(Entries with figure data)
/---

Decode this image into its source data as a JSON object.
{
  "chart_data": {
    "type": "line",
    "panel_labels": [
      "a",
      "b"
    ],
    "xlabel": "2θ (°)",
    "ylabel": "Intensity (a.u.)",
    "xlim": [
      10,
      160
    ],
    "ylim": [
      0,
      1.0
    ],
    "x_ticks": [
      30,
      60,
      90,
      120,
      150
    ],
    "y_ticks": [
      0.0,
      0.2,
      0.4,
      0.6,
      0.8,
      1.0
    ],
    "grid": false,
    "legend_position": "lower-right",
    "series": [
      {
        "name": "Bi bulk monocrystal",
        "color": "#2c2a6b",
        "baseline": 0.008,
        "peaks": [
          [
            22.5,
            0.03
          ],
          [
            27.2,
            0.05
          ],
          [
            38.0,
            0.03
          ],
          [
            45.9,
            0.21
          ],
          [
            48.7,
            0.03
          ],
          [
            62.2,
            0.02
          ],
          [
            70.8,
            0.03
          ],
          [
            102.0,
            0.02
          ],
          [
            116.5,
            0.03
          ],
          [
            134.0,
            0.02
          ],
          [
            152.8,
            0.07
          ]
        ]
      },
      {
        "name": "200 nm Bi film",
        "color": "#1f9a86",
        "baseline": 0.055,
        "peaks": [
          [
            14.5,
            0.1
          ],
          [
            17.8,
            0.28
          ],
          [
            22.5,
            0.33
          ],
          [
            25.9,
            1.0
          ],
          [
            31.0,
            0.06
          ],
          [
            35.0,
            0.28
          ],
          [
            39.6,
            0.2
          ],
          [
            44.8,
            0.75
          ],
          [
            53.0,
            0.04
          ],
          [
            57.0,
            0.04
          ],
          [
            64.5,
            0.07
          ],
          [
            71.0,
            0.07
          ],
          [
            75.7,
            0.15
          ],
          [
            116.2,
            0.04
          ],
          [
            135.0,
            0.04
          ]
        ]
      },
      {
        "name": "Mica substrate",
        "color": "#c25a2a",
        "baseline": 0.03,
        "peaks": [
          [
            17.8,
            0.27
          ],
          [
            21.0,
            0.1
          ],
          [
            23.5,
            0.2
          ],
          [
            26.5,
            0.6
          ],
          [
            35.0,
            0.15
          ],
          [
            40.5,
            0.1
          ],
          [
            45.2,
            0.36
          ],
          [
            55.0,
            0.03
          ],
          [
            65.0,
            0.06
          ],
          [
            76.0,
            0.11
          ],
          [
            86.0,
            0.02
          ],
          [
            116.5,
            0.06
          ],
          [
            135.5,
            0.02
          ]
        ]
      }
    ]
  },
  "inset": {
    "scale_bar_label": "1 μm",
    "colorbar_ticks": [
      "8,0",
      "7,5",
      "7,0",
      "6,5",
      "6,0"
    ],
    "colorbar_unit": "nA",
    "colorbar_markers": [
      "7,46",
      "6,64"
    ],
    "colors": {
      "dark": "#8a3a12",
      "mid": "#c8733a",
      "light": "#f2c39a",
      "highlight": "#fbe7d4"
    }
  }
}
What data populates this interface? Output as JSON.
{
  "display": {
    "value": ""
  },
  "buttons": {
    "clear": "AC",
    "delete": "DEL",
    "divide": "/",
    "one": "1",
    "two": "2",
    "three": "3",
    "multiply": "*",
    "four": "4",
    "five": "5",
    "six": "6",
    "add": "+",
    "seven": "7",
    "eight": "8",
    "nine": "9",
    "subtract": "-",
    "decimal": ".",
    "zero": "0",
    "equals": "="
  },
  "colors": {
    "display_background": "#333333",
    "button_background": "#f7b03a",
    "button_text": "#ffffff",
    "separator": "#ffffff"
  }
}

\---

### Objective
Count the lines in the records above that contain the word "ffffff", and give only that number.

### Response to the task
2